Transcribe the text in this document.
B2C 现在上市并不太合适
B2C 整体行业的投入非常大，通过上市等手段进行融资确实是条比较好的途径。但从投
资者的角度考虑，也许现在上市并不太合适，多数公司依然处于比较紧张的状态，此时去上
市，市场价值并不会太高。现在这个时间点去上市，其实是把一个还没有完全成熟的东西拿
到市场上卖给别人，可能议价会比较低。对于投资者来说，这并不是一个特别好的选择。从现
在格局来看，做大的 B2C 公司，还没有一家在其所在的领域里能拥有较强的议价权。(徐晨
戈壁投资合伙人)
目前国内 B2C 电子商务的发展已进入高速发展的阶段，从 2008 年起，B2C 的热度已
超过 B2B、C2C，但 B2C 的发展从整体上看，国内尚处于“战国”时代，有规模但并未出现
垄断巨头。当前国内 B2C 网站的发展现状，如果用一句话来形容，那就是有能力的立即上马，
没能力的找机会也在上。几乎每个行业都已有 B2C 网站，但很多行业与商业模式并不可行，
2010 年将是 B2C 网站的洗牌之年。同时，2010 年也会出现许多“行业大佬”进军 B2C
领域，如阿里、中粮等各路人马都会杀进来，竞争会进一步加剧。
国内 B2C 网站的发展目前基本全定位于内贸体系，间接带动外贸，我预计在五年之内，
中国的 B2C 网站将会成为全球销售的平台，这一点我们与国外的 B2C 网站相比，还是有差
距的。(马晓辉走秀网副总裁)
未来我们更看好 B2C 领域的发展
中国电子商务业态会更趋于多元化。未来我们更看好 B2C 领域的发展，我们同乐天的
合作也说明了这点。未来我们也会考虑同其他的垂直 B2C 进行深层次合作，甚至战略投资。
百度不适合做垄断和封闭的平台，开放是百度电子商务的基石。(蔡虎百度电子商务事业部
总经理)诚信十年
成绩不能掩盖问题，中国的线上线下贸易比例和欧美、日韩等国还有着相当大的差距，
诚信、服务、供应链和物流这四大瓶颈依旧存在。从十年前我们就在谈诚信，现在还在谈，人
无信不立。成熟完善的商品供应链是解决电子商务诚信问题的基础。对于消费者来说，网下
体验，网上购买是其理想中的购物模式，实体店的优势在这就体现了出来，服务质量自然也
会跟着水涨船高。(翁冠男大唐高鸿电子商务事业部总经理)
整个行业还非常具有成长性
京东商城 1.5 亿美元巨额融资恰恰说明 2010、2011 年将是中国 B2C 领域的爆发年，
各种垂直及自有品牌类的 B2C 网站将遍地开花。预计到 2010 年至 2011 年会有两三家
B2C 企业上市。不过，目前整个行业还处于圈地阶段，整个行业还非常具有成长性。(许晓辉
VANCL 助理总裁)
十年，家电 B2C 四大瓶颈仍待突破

■ The request: Copy each line in the data that holds the word "领域的发展".

■ Answer in full:
未来我们更看好 B2C 领域的发展
中国电子商务业态会更趋于多元化。未来我们更看好 B2C 领域的发展，我们同乐天的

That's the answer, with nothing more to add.